_RECORDS SHOWN_
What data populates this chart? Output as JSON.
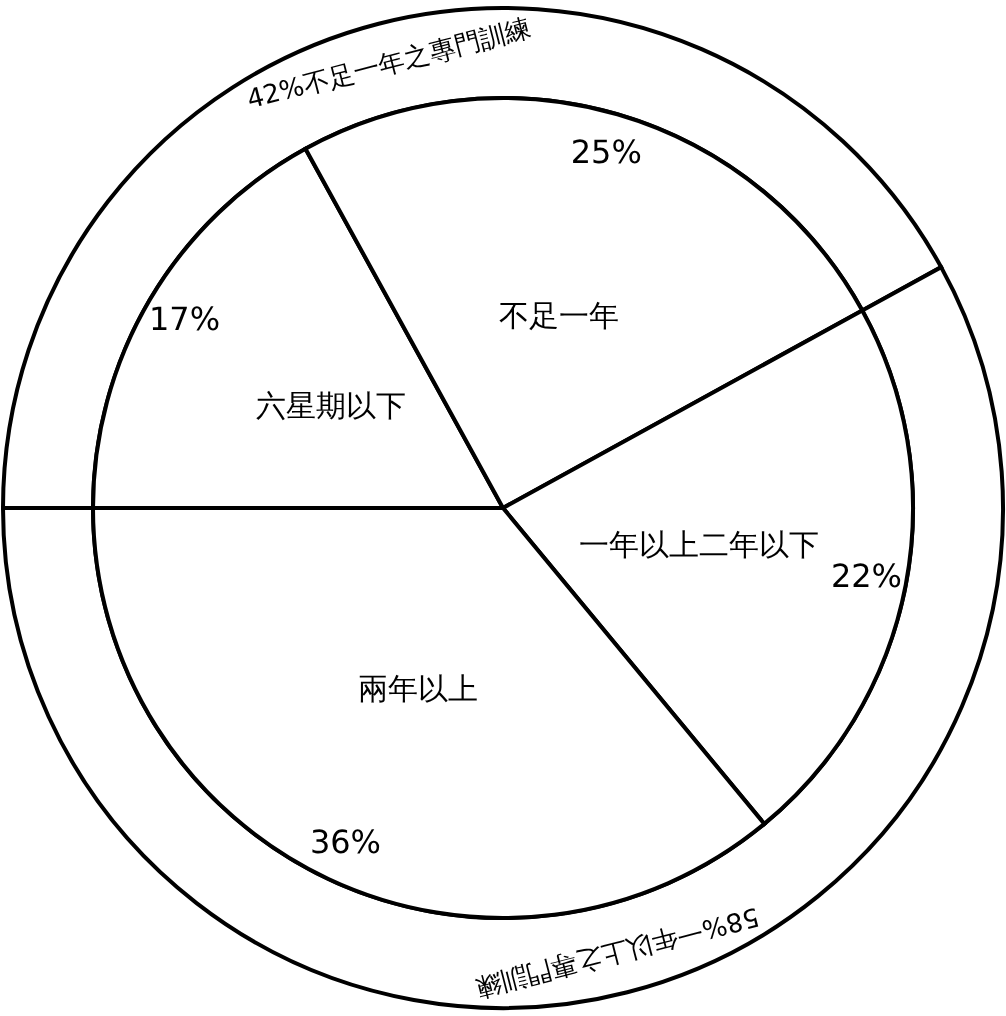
{
  "chart_data": [
    {
      "type": "pie",
      "categories": [
        "六星期以下",
        "不足一年",
        "一年以上二年以下",
        "兩年以上"
      ],
      "values": [
        17,
        25,
        22,
        36
      ],
      "colors": [
        "#ffffff",
        "#ffffff",
        "#ffffff",
        "#ffffff"
      ],
      "value_labels": [
        "17%",
        "25%",
        "22%",
        "36%"
      ]
    },
    {
      "type": "donut",
      "categories": [
        "不足一年之專門訓練",
        "一年以上之專門訓練"
      ],
      "values": [
        42,
        58
      ],
      "colors": [
        "#ffffff",
        "#ffffff"
      ],
      "value_labels": [
        "42%",
        "58%"
      ]
    }
  ]
}
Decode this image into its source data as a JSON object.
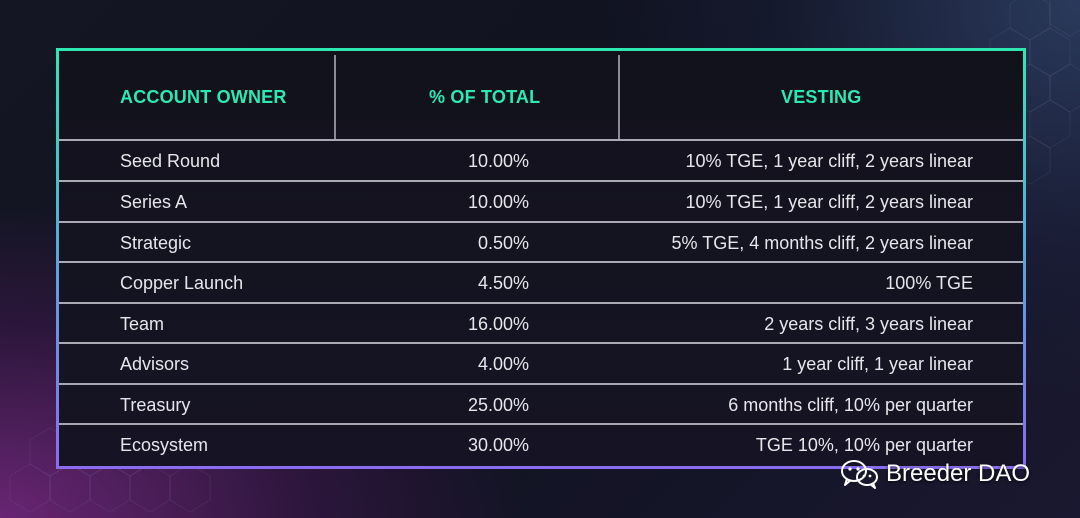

_DO THIS_
Omit every picture, then repeat the remaining data exactly as it appears above.

_SOLUTION TO THIS TASK_
What data populates this chart? Output as JSON.
{
  "chart_data": [
    {
      "type": "pie",
      "categories": [
        "六星期以下",
        "不足一年",
        "一年以上二年以下",
        "兩年以上"
      ],
      "values": [
        17,
        25,
        22,
        36
      ],
      "colors": [
        "#ffffff",
        "#ffffff",
        "#ffffff",
        "#ffffff"
      ],
      "value_labels": [
        "17%",
        "25%",
        "22%",
        "36%"
      ]
    },
    {
      "type": "donut",
      "categories": [
        "不足一年之專門訓練",
        "一年以上之專門訓練"
      ],
      "values": [
        42,
        58
      ],
      "colors": [
        "#ffffff",
        "#ffffff"
      ],
      "value_labels": [
        "42%",
        "58%"
      ]
    }
  ]
}
Decode this image into its source data as a JSON object.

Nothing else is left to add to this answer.